Dataset extract start
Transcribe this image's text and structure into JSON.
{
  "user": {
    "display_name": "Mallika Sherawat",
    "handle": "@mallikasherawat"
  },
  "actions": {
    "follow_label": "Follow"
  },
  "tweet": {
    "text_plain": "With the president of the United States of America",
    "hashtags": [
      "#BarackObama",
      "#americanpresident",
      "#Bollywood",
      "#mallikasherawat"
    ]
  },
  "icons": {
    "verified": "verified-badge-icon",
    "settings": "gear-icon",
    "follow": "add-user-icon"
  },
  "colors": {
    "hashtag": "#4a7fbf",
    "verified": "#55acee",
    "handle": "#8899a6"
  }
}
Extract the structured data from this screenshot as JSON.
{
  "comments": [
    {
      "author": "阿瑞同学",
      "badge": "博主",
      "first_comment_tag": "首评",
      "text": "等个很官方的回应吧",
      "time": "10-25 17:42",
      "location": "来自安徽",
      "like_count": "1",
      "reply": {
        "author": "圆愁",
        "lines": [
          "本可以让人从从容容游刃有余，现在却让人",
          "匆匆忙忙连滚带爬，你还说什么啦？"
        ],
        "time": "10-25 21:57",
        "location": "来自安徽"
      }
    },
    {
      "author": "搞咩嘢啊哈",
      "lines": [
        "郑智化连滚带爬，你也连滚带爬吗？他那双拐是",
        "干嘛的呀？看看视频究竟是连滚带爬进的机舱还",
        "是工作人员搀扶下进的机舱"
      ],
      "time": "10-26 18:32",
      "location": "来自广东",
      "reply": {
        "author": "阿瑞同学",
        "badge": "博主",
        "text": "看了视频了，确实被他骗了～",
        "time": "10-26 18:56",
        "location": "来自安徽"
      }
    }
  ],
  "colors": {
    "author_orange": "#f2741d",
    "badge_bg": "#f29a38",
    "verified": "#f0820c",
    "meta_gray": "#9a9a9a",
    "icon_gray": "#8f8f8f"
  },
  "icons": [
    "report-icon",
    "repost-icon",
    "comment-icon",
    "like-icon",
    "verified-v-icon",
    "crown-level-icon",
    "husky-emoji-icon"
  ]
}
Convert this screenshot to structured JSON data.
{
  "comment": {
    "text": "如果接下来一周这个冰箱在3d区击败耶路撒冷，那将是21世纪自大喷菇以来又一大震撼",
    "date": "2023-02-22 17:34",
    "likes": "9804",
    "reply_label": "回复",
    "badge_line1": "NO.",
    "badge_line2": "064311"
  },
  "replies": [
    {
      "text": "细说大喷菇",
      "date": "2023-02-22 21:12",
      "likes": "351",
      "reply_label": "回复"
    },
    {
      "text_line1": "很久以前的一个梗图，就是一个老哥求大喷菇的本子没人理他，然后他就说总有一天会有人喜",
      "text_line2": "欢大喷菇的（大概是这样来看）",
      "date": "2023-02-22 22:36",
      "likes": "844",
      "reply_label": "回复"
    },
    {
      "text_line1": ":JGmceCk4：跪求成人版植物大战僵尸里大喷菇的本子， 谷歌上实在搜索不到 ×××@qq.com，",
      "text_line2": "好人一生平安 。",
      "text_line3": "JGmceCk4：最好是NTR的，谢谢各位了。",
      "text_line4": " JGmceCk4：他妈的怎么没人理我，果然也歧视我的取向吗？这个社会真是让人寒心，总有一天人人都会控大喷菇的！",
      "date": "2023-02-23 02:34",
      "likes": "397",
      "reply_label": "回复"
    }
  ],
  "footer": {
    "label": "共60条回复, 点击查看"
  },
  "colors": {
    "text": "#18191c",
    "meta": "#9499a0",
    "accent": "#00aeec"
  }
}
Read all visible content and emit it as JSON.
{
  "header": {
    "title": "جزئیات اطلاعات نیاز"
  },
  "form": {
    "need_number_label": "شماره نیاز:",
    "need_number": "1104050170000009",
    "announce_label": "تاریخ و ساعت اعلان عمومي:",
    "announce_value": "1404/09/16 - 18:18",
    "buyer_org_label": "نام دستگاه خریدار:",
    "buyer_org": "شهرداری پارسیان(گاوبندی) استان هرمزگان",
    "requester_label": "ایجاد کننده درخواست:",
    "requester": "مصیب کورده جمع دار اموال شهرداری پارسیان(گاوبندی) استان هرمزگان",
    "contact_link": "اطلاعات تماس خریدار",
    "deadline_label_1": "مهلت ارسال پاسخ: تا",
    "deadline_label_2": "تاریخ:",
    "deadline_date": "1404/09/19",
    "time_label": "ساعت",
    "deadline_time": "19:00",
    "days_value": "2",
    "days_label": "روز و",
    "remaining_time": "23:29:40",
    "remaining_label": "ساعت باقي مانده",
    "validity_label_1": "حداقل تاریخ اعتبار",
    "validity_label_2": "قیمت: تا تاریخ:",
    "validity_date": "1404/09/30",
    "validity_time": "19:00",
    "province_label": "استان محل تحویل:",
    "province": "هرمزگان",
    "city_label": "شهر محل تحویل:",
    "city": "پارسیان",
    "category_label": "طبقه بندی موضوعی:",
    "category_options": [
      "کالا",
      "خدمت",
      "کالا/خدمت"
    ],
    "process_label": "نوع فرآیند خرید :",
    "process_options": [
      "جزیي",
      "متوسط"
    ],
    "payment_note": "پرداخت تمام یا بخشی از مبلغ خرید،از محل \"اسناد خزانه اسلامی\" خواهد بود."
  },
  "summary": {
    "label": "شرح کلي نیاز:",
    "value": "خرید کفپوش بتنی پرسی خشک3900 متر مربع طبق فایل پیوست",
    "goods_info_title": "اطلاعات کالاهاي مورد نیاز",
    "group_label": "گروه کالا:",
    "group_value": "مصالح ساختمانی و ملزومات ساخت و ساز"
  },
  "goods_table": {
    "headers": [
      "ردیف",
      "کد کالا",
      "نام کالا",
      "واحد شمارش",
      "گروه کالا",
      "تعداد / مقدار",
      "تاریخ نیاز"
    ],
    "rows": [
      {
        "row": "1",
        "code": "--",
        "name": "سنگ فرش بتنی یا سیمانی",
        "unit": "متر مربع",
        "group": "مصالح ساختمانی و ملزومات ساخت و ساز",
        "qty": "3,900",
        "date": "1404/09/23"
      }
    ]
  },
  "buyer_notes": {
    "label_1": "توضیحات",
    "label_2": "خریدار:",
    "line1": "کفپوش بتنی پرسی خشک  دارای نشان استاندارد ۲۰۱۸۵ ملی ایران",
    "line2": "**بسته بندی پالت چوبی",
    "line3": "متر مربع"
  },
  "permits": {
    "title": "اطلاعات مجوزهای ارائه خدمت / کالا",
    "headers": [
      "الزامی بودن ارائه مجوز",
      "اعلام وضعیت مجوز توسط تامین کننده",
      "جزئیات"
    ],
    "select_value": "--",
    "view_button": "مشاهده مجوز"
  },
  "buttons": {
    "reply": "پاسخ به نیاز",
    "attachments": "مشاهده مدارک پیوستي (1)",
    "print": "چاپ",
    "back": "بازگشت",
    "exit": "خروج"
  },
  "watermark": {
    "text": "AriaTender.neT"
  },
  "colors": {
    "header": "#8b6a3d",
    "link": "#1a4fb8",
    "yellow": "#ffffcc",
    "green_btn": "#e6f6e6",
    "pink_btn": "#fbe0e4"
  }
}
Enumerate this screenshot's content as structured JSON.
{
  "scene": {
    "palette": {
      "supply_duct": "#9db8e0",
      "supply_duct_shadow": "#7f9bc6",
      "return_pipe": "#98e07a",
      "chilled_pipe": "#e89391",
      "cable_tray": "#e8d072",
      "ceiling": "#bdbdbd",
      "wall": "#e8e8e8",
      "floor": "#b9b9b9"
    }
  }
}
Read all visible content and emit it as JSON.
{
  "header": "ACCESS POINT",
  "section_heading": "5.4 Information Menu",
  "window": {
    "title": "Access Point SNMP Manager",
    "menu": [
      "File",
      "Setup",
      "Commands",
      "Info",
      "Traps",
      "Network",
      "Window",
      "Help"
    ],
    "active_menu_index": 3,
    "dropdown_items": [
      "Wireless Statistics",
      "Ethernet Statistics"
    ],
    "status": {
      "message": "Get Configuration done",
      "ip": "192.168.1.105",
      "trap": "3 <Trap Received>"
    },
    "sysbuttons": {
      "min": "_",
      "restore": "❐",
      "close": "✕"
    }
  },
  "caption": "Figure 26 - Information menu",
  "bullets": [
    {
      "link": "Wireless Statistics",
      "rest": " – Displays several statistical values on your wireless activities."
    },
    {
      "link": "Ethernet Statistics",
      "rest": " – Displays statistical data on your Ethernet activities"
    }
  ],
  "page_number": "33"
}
Dataset extract end
> [What you need to do] Report how many lines in this data include the string "Statistics", and nothing else.

> [Answer to the problem] 4